Retype the whole listing below, character for character.

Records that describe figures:
▽

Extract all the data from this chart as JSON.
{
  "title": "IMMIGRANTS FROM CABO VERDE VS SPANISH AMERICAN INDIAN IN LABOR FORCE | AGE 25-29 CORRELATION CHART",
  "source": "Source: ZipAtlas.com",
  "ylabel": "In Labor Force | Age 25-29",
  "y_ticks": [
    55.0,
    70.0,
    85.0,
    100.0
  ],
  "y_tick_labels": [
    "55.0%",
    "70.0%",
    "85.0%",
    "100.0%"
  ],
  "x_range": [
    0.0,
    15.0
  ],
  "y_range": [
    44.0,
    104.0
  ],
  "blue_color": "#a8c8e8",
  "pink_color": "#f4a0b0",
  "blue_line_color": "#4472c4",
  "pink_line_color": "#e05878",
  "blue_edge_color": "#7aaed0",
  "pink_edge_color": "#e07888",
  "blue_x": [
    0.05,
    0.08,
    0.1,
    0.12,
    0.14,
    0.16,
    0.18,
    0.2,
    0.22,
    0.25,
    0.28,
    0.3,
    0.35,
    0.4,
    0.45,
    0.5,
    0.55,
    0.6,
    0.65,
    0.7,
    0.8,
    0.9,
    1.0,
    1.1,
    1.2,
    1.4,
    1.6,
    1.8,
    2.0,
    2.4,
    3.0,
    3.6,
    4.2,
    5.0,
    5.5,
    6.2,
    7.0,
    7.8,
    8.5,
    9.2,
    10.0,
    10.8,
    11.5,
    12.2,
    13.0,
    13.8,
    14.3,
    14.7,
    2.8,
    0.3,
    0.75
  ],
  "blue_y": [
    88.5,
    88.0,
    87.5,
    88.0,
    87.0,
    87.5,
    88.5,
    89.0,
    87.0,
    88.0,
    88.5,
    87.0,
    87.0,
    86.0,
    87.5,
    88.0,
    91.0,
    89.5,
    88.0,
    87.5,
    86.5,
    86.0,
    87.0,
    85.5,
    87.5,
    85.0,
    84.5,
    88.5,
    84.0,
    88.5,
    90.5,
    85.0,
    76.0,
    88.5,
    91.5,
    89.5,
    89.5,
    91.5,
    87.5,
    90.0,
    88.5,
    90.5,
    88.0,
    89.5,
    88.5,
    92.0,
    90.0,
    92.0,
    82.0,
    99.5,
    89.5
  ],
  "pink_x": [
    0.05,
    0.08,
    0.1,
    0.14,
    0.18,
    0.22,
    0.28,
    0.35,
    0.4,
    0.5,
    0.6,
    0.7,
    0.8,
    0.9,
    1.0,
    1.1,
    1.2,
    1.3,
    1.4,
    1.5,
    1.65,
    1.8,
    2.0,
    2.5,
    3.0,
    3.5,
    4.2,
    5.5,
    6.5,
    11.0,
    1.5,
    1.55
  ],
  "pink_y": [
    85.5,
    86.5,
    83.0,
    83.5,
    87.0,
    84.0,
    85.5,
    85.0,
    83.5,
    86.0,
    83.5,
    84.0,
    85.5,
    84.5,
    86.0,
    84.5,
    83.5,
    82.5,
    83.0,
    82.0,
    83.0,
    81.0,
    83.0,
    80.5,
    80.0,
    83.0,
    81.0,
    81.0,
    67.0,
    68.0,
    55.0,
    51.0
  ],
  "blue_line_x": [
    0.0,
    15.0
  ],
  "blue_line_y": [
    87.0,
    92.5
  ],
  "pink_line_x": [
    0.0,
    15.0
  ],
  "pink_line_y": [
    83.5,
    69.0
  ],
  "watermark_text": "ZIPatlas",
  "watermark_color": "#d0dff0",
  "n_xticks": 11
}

△

* [REPLY TO THE TASK]
Extract all the data from this chart as JSON.
{
  "title": "IMMIGRANTS FROM CABO VERDE VS SPANISH AMERICAN INDIAN IN LABOR FORCE | AGE 25-29 CORRELATION CHART",
  "source": "Source: ZipAtlas.com",
  "ylabel": "In Labor Force | Age 25-29",
  "y_ticks": [
    55.0,
    70.0,
    85.0,
    100.0
  ],
  "y_tick_labels": [
    "55.0%",
    "70.0%",
    "85.0%",
    "100.0%"
  ],
  "x_range": [
    0.0,
    15.0
  ],
  "y_range": [
    44.0,
    104.0
  ],
  "blue_color": "#a8c8e8",
  "pink_color": "#f4a0b0",
  "blue_line_color": "#4472c4",
  "pink_line_color": "#e05878",
  "blue_edge_color": "#7aaed0",
  "pink_edge_color": "#e07888",
  "blue_x": [
    0.05,
    0.08,
    0.1,
    0.12,
    0.14,
    0.16,
    0.18,
    0.2,
    0.22,
    0.25,
    0.28,
    0.3,
    0.35,
    0.4,
    0.45,
    0.5,
    0.55,
    0.6,
    0.65,
    0.7,
    0.8,
    0.9,
    1.0,
    1.1,
    1.2,
    1.4,
    1.6,
    1.8,
    2.0,
    2.4,
    3.0,
    3.6,
    4.2,
    5.0,
    5.5,
    6.2,
    7.0,
    7.8,
    8.5,
    9.2,
    10.0,
    10.8,
    11.5,
    12.2,
    13.0,
    13.8,
    14.3,
    14.7,
    2.8,
    0.3,
    0.75
  ],
  "blue_y": [
    88.5,
    88.0,
    87.5,
    88.0,
    87.0,
    87.5,
    88.5,
    89.0,
    87.0,
    88.0,
    88.5,
    87.0,
    87.0,
    86.0,
    87.5,
    88.0,
    91.0,
    89.5,
    88.0,
    87.5,
    86.5,
    86.0,
    87.0,
    85.5,
    87.5,
    85.0,
    84.5,
    88.5,
    84.0,
    88.5,
    90.5,
    85.0,
    76.0,
    88.5,
    91.5,
    89.5,
    89.5,
    91.5,
    87.5,
    90.0,
    88.5,
    90.5,
    88.0,
    89.5,
    88.5,
    92.0,
    90.0,
    92.0,
    82.0,
    99.5,
    89.5
  ],
  "pink_x": [
    0.05,
    0.08,
    0.1,
    0.14,
    0.18,
    0.22,
    0.28,
    0.35,
    0.4,
    0.5,
    0.6,
    0.7,
    0.8,
    0.9,
    1.0,
    1.1,
    1.2,
    1.3,
    1.4,
    1.5,
    1.65,
    1.8,
    2.0,
    2.5,
    3.0,
    3.5,
    4.2,
    5.5,
    6.5,
    11.0,
    1.5,
    1.55
  ],
  "pink_y": [
    85.5,
    86.5,
    83.0,
    83.5,
    87.0,
    84.0,
    85.5,
    85.0,
    83.5,
    86.0,
    83.5,
    84.0,
    85.5,
    84.5,
    86.0,
    84.5,
    83.5,
    82.5,
    83.0,
    82.0,
    83.0,
    81.0,
    83.0,
    80.5,
    80.0,
    83.0,
    81.0,
    81.0,
    67.0,
    68.0,
    55.0,
    51.0
  ],
  "blue_line_x": [
    0.0,
    15.0
  ],
  "blue_line_y": [
    87.0,
    92.5
  ],
  "pink_line_x": [
    0.0,
    15.0
  ],
  "pink_line_y": [
    83.5,
    69.0
  ],
  "watermark_text": "ZIPatlas",
  "watermark_color": "#d0dff0",
  "n_xticks": 11
}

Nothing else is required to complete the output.